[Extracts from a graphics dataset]
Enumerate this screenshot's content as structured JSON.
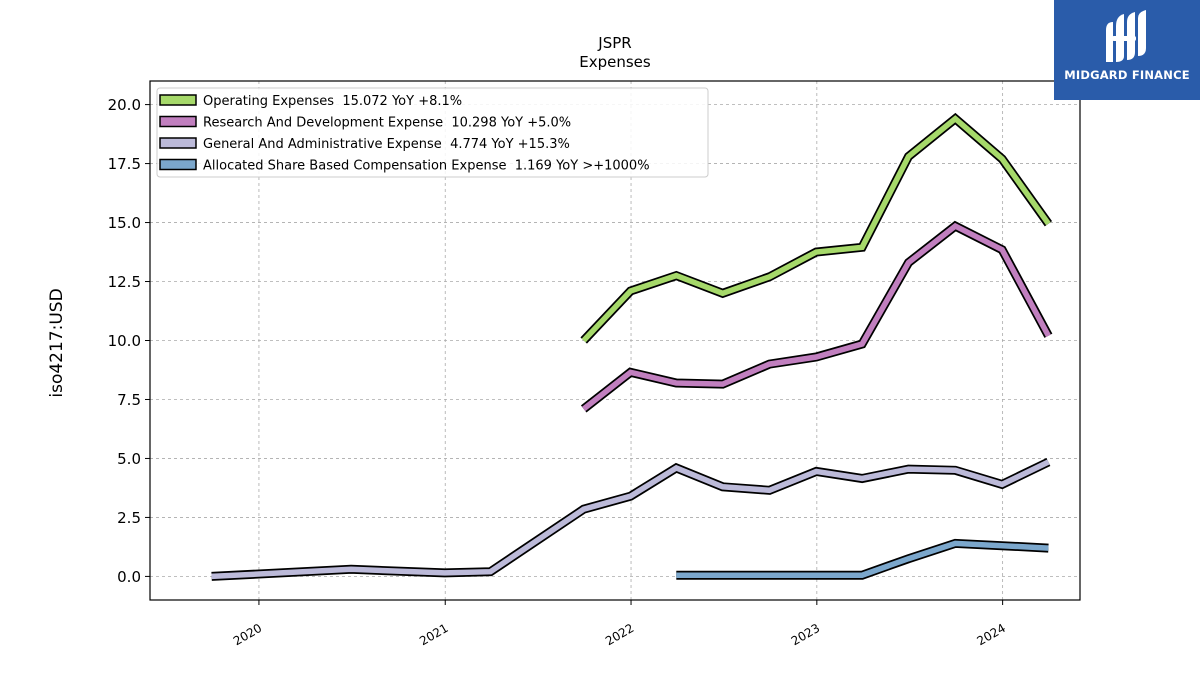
{
  "brand": {
    "name": "MIDGARD FINANCE",
    "color": "#2a5caa",
    "icon": "midgard-logo-icon"
  },
  "chart_data": {
    "type": "line",
    "title": "JSPR",
    "subtitle": "Expenses",
    "ylabel": "iso4217:USD",
    "xlabel": "",
    "ylim": [
      -1.0,
      21.0
    ],
    "xlim": [
      "2019-06-01",
      "2024-06-01"
    ],
    "x_ticks": [
      "2020",
      "2021",
      "2022",
      "2023",
      "2024"
    ],
    "y_ticks": [
      "0.0",
      "2.5",
      "5.0",
      "7.5",
      "10.0",
      "12.5",
      "15.0",
      "17.5",
      "20.0"
    ],
    "grid": true,
    "legend_position": "top-left",
    "series": [
      {
        "name": "Operating Expenses  15.072 YoY +8.1%",
        "color": "#a6d96a",
        "points": [
          [
            "2021-09-30",
            10.0
          ],
          [
            "2021-12-31",
            12.1
          ],
          [
            "2022-03-31",
            12.75
          ],
          [
            "2022-06-30",
            12.0
          ],
          [
            "2022-09-30",
            12.7
          ],
          [
            "2022-12-31",
            13.75
          ],
          [
            "2023-03-31",
            13.95
          ],
          [
            "2023-06-30",
            17.8
          ],
          [
            "2023-09-30",
            19.4
          ],
          [
            "2023-12-31",
            17.7
          ],
          [
            "2024-03-31",
            14.95
          ]
        ]
      },
      {
        "name": "Research And Development Expense  10.298 YoY +5.0%",
        "color": "#c17fbf",
        "points": [
          [
            "2021-09-30",
            7.1
          ],
          [
            "2021-12-31",
            8.65
          ],
          [
            "2022-03-31",
            8.2
          ],
          [
            "2022-06-30",
            8.15
          ],
          [
            "2022-09-30",
            9.0
          ],
          [
            "2022-12-31",
            9.3
          ],
          [
            "2023-03-31",
            9.85
          ],
          [
            "2023-06-30",
            13.3
          ],
          [
            "2023-09-30",
            14.85
          ],
          [
            "2023-12-31",
            13.85
          ],
          [
            "2024-03-31",
            10.2
          ]
        ]
      },
      {
        "name": "General And Administrative Expense  4.774 YoY +15.3%",
        "color": "#bcbad9",
        "points": [
          [
            "2019-09-30",
            0.0
          ],
          [
            "2020-06-30",
            0.3
          ],
          [
            "2020-12-31",
            0.15
          ],
          [
            "2021-03-31",
            0.2
          ],
          [
            "2021-09-30",
            2.85
          ],
          [
            "2021-12-31",
            3.4
          ],
          [
            "2022-03-31",
            4.6
          ],
          [
            "2022-06-30",
            3.8
          ],
          [
            "2022-09-30",
            3.65
          ],
          [
            "2022-12-31",
            4.45
          ],
          [
            "2023-03-31",
            4.15
          ],
          [
            "2023-06-30",
            4.55
          ],
          [
            "2023-09-30",
            4.5
          ],
          [
            "2023-12-31",
            3.9
          ],
          [
            "2024-03-31",
            4.85
          ]
        ]
      },
      {
        "name": "Allocated Share Based Compensation Expense  1.169 YoY >+1000%",
        "color": "#7ba7cc",
        "points": [
          [
            "2022-03-31",
            0.05
          ],
          [
            "2022-06-30",
            0.05
          ],
          [
            "2022-09-30",
            0.05
          ],
          [
            "2022-12-31",
            0.05
          ],
          [
            "2023-03-31",
            0.05
          ],
          [
            "2023-06-30",
            0.75
          ],
          [
            "2023-09-30",
            1.4
          ],
          [
            "2023-12-31",
            1.3
          ],
          [
            "2024-03-31",
            1.2
          ]
        ]
      }
    ]
  }
}
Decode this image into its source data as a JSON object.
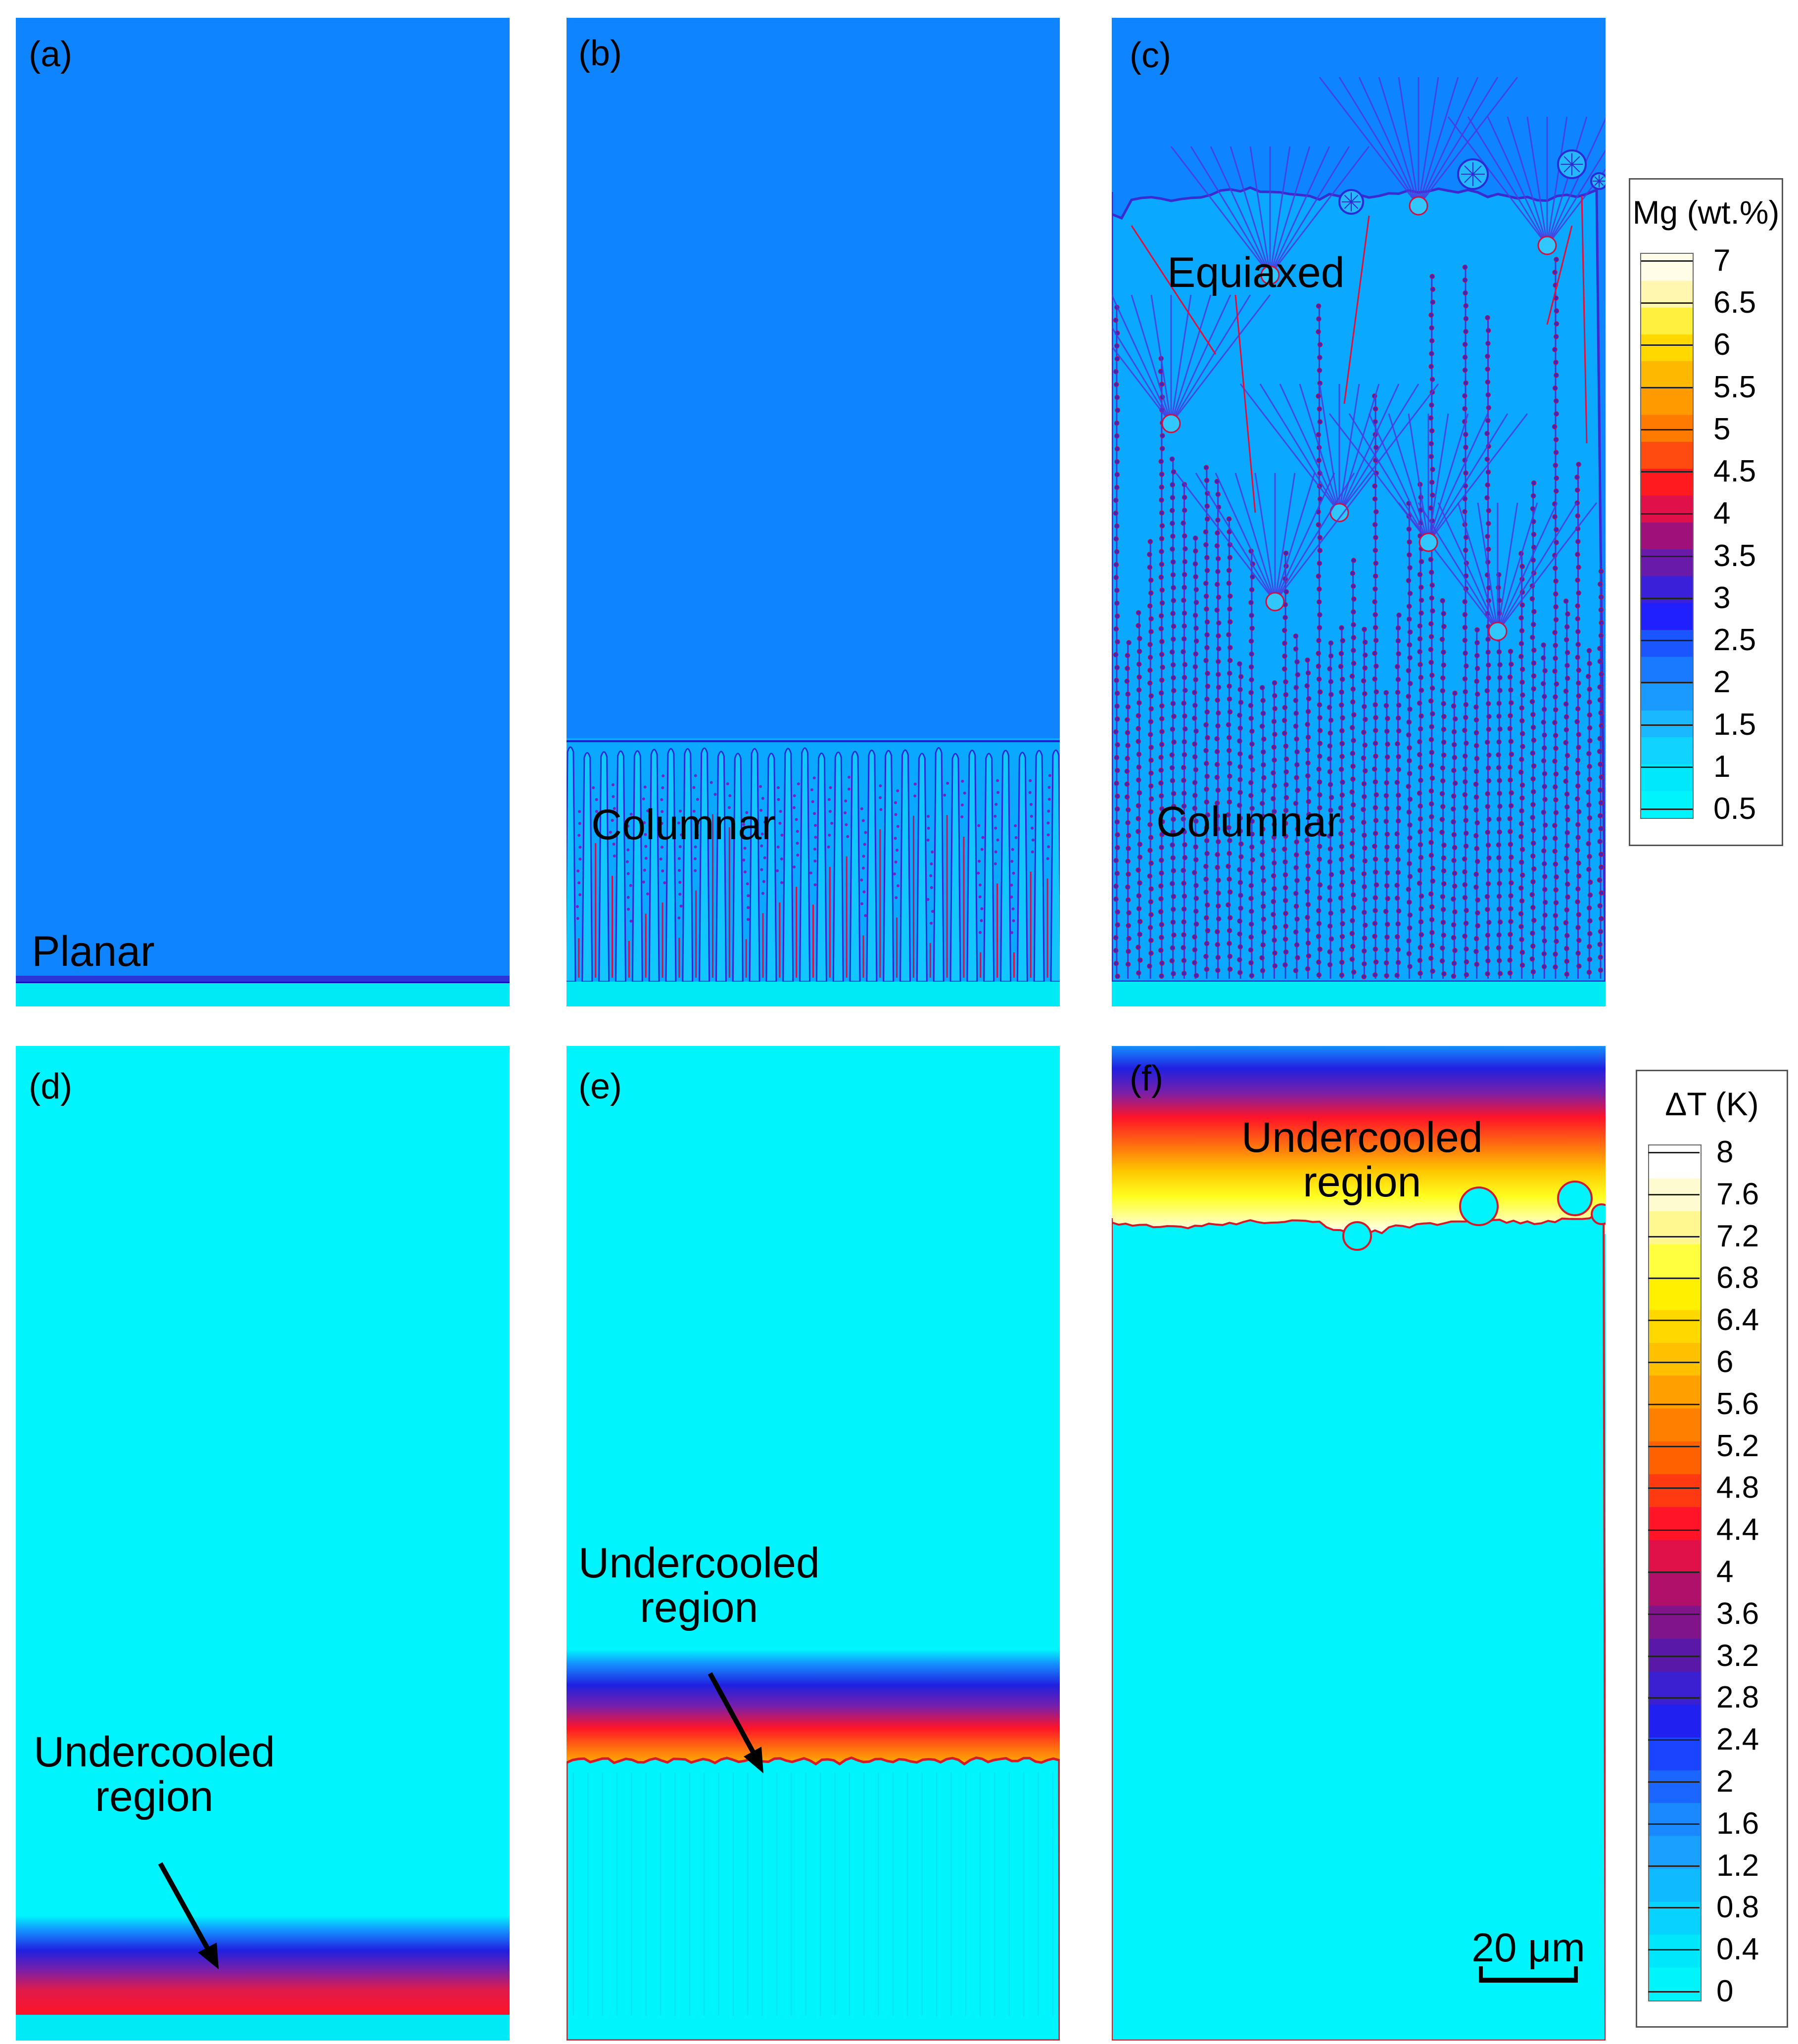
{
  "panels": {
    "a": {
      "label": "(a)",
      "annotations": [
        "Planar"
      ]
    },
    "b": {
      "label": "(b)",
      "annotations": [
        "Columnar"
      ]
    },
    "c": {
      "label": "(c)",
      "annotations": [
        "Equiaxed",
        "Columnar"
      ]
    },
    "d": {
      "label": "(d)",
      "annotations": [
        "Undercooled",
        "region"
      ]
    },
    "e": {
      "label": "(e)",
      "annotations": [
        "Undercooled",
        "region"
      ]
    },
    "f": {
      "label": "(f)",
      "annotations": [
        "Undercooled",
        "region"
      ]
    }
  },
  "legend_mg": {
    "title": "Mg (wt.%)",
    "ticks": [
      "7",
      "6.5",
      "6",
      "5.5",
      "5",
      "4.5",
      "4",
      "3.5",
      "3",
      "2.5",
      "2",
      "1.5",
      "1",
      "0.5"
    ]
  },
  "legend_dt": {
    "title": "ΔT (K)",
    "ticks": [
      "8",
      "7.6",
      "7.2",
      "6.8",
      "6.4",
      "6",
      "5.6",
      "5.2",
      "4.8",
      "4.4",
      "4",
      "3.6",
      "3.2",
      "2.8",
      "2.4",
      "2",
      "1.6",
      "1.2",
      "0.8",
      "0.4",
      "0"
    ]
  },
  "scale_bar": {
    "label": "20 μm"
  },
  "colors": {
    "liquid_mg": "#0f84ff",
    "solid": "#00eaf6",
    "cyan": "#00f4fb",
    "interface": "#3030e0",
    "segregation": "#e0103a"
  }
}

Instruction: Each line above is to be copied verbatim. Drop any image from the copy.

Expected answer:
Enumerate this screenshot's content as structured JSON.
{
  "brand": {
    "name": "MIDGARD FINANCE",
    "color": "#2a5caa",
    "icon": "midgard-logo-icon"
  },
  "chart_data": {
    "type": "line",
    "title": "JSPR",
    "subtitle": "Expenses",
    "ylabel": "iso4217:USD",
    "xlabel": "",
    "ylim": [
      -1.0,
      21.0
    ],
    "xlim": [
      "2019-06-01",
      "2024-06-01"
    ],
    "x_ticks": [
      "2020",
      "2021",
      "2022",
      "2023",
      "2024"
    ],
    "y_ticks": [
      "0.0",
      "2.5",
      "5.0",
      "7.5",
      "10.0",
      "12.5",
      "15.0",
      "17.5",
      "20.0"
    ],
    "grid": true,
    "legend_position": "top-left",
    "series": [
      {
        "name": "Operating Expenses  15.072 YoY +8.1%",
        "color": "#a6d96a",
        "points": [
          [
            "2021-09-30",
            10.0
          ],
          [
            "2021-12-31",
            12.1
          ],
          [
            "2022-03-31",
            12.75
          ],
          [
            "2022-06-30",
            12.0
          ],
          [
            "2022-09-30",
            12.7
          ],
          [
            "2022-12-31",
            13.75
          ],
          [
            "2023-03-31",
            13.95
          ],
          [
            "2023-06-30",
            17.8
          ],
          [
            "2023-09-30",
            19.4
          ],
          [
            "2023-12-31",
            17.7
          ],
          [
            "2024-03-31",
            14.95
          ]
        ]
      },
      {
        "name": "Research And Development Expense  10.298 YoY +5.0%",
        "color": "#c17fbf",
        "points": [
          [
            "2021-09-30",
            7.1
          ],
          [
            "2021-12-31",
            8.65
          ],
          [
            "2022-03-31",
            8.2
          ],
          [
            "2022-06-30",
            8.15
          ],
          [
            "2022-09-30",
            9.0
          ],
          [
            "2022-12-31",
            9.3
          ],
          [
            "2023-03-31",
            9.85
          ],
          [
            "2023-06-30",
            13.3
          ],
          [
            "2023-09-30",
            14.85
          ],
          [
            "2023-12-31",
            13.85
          ],
          [
            "2024-03-31",
            10.2
          ]
        ]
      },
      {
        "name": "General And Administrative Expense  4.774 YoY +15.3%",
        "color": "#bcbad9",
        "points": [
          [
            "2019-09-30",
            0.0
          ],
          [
            "2020-06-30",
            0.3
          ],
          [
            "2020-12-31",
            0.15
          ],
          [
            "2021-03-31",
            0.2
          ],
          [
            "2021-09-30",
            2.85
          ],
          [
            "2021-12-31",
            3.4
          ],
          [
            "2022-03-31",
            4.6
          ],
          [
            "2022-06-30",
            3.8
          ],
          [
            "2022-09-30",
            3.65
          ],
          [
            "2022-12-31",
            4.45
          ],
          [
            "2023-03-31",
            4.15
          ],
          [
            "2023-06-30",
            4.55
          ],
          [
            "2023-09-30",
            4.5
          ],
          [
            "2023-12-31",
            3.9
          ],
          [
            "2024-03-31",
            4.85
          ]
        ]
      },
      {
        "name": "Allocated Share Based Compensation Expense  1.169 YoY >+1000%",
        "color": "#7ba7cc",
        "points": [
          [
            "2022-03-31",
            0.05
          ],
          [
            "2022-06-30",
            0.05
          ],
          [
            "2022-09-30",
            0.05
          ],
          [
            "2022-12-31",
            0.05
          ],
          [
            "2023-03-31",
            0.05
          ],
          [
            "2023-06-30",
            0.75
          ],
          [
            "2023-09-30",
            1.4
          ],
          [
            "2023-12-31",
            1.3
          ],
          [
            "2024-03-31",
            1.2
          ]
        ]
      }
    ]
  }
}
Decode this image into its source data as a JSON object.
{
  "panels": {
    "a": {
      "label": "(a)",
      "annotations": [
        "Planar"
      ]
    },
    "b": {
      "label": "(b)",
      "annotations": [
        "Columnar"
      ]
    },
    "c": {
      "label": "(c)",
      "annotations": [
        "Equiaxed",
        "Columnar"
      ]
    },
    "d": {
      "label": "(d)",
      "annotations": [
        "Undercooled",
        "region"
      ]
    },
    "e": {
      "label": "(e)",
      "annotations": [
        "Undercooled",
        "region"
      ]
    },
    "f": {
      "label": "(f)",
      "annotations": [
        "Undercooled",
        "region"
      ]
    }
  },
  "legend_mg": {
    "title": "Mg (wt.%)",
    "ticks": [
      "7",
      "6.5",
      "6",
      "5.5",
      "5",
      "4.5",
      "4",
      "3.5",
      "3",
      "2.5",
      "2",
      "1.5",
      "1",
      "0.5"
    ]
  },
  "legend_dt": {
    "title": "ΔT (K)",
    "ticks": [
      "8",
      "7.6",
      "7.2",
      "6.8",
      "6.4",
      "6",
      "5.6",
      "5.2",
      "4.8",
      "4.4",
      "4",
      "3.6",
      "3.2",
      "2.8",
      "2.4",
      "2",
      "1.6",
      "1.2",
      "0.8",
      "0.4",
      "0"
    ]
  },
  "scale_bar": {
    "label": "20 μm"
  },
  "colors": {
    "liquid_mg": "#0f84ff",
    "solid": "#00eaf6",
    "cyan": "#00f4fb",
    "interface": "#3030e0",
    "segregation": "#e0103a"
  }
}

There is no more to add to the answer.